-- Start of RECORDED INFORMATION --

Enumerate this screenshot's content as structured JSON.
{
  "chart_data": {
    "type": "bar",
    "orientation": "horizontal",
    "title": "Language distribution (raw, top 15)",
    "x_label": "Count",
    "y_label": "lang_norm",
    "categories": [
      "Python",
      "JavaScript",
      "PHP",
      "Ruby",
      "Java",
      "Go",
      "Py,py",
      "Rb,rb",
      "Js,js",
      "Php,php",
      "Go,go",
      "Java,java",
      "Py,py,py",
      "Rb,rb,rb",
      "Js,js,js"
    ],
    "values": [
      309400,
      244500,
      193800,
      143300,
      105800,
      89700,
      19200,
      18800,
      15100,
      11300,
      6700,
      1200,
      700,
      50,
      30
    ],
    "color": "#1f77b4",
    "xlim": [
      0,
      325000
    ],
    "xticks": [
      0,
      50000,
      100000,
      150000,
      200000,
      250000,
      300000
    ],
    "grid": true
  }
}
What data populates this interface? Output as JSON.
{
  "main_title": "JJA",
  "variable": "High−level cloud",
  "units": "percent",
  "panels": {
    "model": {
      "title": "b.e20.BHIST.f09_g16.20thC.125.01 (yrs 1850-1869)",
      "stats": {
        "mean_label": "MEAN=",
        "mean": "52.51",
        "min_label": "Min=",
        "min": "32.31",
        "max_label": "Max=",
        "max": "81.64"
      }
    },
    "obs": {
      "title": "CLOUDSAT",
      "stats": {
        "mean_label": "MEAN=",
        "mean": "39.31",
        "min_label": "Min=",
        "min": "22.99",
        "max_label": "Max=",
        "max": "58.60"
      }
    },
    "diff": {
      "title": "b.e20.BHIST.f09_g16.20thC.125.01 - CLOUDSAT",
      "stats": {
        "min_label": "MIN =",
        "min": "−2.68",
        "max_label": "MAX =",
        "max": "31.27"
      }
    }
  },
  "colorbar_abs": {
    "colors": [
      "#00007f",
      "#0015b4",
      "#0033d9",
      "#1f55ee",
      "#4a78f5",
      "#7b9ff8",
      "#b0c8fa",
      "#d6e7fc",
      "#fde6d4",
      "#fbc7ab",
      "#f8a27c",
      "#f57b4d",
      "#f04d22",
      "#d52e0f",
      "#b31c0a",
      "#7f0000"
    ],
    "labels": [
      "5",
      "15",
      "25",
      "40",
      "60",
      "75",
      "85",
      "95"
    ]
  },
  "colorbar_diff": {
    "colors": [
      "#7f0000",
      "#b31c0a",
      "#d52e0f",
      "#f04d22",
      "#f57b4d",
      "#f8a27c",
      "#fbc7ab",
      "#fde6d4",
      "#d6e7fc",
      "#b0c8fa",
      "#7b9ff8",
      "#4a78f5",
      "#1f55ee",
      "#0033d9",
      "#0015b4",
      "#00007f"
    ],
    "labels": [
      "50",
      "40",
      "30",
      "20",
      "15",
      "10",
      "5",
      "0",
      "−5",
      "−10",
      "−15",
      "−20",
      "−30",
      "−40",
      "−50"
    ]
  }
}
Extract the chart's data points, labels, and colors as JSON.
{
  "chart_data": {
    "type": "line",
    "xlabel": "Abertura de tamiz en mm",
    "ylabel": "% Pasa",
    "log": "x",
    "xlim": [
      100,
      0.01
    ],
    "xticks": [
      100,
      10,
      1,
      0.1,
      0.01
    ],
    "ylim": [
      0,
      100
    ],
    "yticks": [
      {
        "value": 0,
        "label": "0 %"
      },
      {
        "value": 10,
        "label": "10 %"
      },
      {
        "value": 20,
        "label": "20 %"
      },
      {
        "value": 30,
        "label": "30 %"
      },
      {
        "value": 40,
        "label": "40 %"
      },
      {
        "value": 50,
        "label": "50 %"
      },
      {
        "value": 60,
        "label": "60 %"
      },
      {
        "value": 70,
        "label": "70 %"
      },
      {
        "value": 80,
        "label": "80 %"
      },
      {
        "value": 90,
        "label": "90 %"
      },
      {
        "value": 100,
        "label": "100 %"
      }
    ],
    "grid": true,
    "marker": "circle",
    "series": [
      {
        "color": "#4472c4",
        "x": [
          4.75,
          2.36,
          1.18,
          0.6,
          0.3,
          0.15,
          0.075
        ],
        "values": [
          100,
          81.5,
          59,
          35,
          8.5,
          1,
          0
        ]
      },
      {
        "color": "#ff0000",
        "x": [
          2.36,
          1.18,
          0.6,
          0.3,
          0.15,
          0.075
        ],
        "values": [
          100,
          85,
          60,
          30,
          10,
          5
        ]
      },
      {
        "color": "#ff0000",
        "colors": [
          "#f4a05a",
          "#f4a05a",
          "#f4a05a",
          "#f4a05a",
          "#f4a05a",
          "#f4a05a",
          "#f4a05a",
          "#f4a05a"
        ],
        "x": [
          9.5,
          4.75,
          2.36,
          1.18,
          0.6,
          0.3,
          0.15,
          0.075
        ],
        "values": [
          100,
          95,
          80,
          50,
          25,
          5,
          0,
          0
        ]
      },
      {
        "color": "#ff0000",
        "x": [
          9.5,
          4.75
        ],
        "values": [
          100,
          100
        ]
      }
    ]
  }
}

-- End of RECORDED INFORMATION --

## WHAT TO PRODUCE
From the records above, pick out and copy each line holding the word "CLOUDSAT".

## RESPONSE TO THE TASK
      "title": "CLOUDSAT",
      "title": "b.e20.BHIST.f09_g16.20thC.125.01 - CLOUDSAT",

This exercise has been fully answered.